- [What is required] Revise the records from the line containing "tab-eap: EAP (371, 48, 442, 72)" through the line containing "header-valid-starting: Valid Starting", swapping "Set Password" for "Change Password" and keeping everything else identical. Output only those lines.

-- -- --

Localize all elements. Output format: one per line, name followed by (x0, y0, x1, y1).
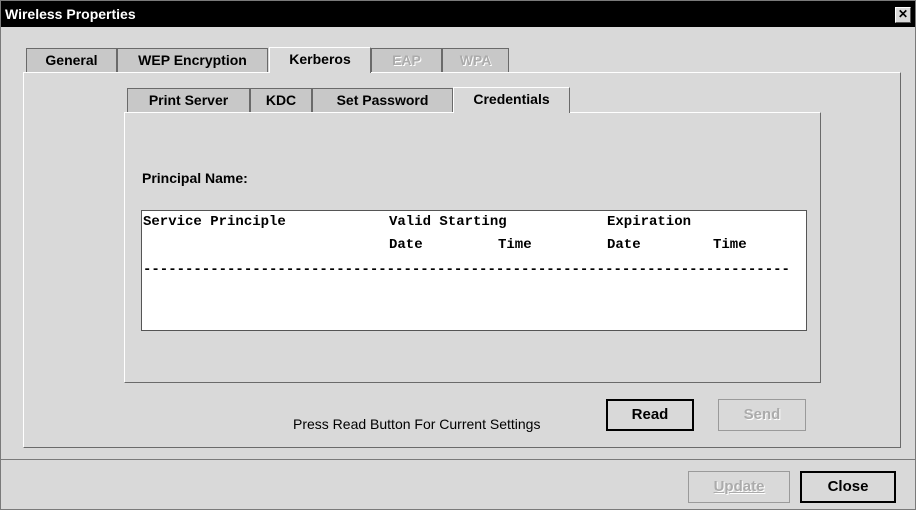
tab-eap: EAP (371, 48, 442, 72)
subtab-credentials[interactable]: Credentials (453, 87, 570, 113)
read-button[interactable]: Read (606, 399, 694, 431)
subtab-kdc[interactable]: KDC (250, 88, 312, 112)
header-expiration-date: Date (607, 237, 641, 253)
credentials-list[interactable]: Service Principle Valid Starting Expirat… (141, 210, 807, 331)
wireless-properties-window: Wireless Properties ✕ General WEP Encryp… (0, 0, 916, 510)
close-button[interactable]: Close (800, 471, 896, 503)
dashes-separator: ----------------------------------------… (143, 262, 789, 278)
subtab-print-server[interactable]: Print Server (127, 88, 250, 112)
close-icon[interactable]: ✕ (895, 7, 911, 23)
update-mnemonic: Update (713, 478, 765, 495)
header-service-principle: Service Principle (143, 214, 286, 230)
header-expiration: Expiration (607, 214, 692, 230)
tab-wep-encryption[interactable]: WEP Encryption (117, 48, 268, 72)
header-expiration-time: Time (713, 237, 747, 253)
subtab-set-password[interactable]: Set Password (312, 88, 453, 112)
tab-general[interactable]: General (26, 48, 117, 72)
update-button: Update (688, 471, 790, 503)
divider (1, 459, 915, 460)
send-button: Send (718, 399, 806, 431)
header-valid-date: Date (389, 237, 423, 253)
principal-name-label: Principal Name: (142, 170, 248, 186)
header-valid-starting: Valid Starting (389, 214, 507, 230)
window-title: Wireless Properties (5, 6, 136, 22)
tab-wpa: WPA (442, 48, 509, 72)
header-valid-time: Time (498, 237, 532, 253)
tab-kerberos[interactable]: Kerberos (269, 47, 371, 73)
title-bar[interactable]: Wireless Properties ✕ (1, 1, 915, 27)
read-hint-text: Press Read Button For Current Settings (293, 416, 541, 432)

-- -- --

- [The completed task]
tab-eap: EAP (371, 48, 442, 72)
subtab-credentials[interactable]: Credentials (453, 87, 570, 113)
read-button[interactable]: Read (606, 399, 694, 431)
subtab-kdc[interactable]: KDC (250, 88, 312, 112)
header-expiration-date: Date (607, 237, 641, 253)
credentials-list[interactable]: Service Principle Valid Starting Expirat… (141, 210, 807, 331)
wireless-properties-window: Wireless Properties ✕ General WEP Encryp… (0, 0, 916, 510)
close-button[interactable]: Close (800, 471, 896, 503)
dashes-separator: ----------------------------------------… (143, 262, 789, 278)
subtab-print-server[interactable]: Print Server (127, 88, 250, 112)
close-icon[interactable]: ✕ (895, 7, 911, 23)
update-mnemonic: Update (713, 478, 765, 495)
header-service-principle: Service Principle (143, 214, 286, 230)
header-expiration: Expiration (607, 214, 692, 230)
tab-wep-encryption[interactable]: WEP Encryption (117, 48, 268, 72)
header-expiration-time: Time (713, 237, 747, 253)
subtab-set-password[interactable]: Change Password (312, 88, 453, 112)
tab-general[interactable]: General (26, 48, 117, 72)
update-button: Update (688, 471, 790, 503)
divider (1, 459, 915, 460)
send-button: Send (718, 399, 806, 431)
header-valid-date: Date (389, 237, 423, 253)
principal-name-label: Principal Name: (142, 170, 248, 186)
header-valid-starting: Valid Starting (389, 214, 507, 230)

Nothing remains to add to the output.